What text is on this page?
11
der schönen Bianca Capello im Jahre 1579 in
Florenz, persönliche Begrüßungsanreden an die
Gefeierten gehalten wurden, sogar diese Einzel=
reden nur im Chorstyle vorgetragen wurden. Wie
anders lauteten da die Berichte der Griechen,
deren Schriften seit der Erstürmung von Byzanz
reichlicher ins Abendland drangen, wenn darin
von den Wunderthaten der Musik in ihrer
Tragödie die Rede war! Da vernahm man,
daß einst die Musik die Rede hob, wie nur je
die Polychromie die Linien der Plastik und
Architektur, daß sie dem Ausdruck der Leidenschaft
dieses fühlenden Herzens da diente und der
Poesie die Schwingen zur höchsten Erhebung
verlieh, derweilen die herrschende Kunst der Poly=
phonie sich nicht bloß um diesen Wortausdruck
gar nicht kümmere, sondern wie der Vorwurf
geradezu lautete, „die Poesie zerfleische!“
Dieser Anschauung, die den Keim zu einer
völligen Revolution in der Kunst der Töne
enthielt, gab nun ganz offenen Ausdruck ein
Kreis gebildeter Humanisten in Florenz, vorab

+-------+

- Problem details -
Extract the full listing above without altering anything.

- Task output -
What text is on this page?
11
der schönen Bianca Capello im Jahre 1579 in
Florenz, persönliche Begrüßungsanreden an die
Gefeierten gehalten wurden, sogar diese Einzel=
reden nur im Chorstyle vorgetragen wurden. Wie
anders lauteten da die Berichte der Griechen,
deren Schriften seit der Erstürmung von Byzanz
reichlicher ins Abendland drangen, wenn darin
von den Wunderthaten der Musik in ihrer
Tragödie die Rede war! Da vernahm man,
daß einst die Musik die Rede hob, wie nur je
die Polychromie die Linien der Plastik und
Architektur, daß sie dem Ausdruck der Leidenschaft
dieses fühlenden Herzens da diente und der
Poesie die Schwingen zur höchsten Erhebung
verlieh, derweilen die herrschende Kunst der Poly=
phonie sich nicht bloß um diesen Wortausdruck
gar nicht kümmere, sondern wie der Vorwurf
geradezu lautete, „die Poesie zerfleische!“
Dieser Anschauung, die den Keim zu einer
völligen Revolution in der Kunst der Töne
enthielt, gab nun ganz offenen Ausdruck ein
Kreis gebildeter Humanisten in Florenz, vorab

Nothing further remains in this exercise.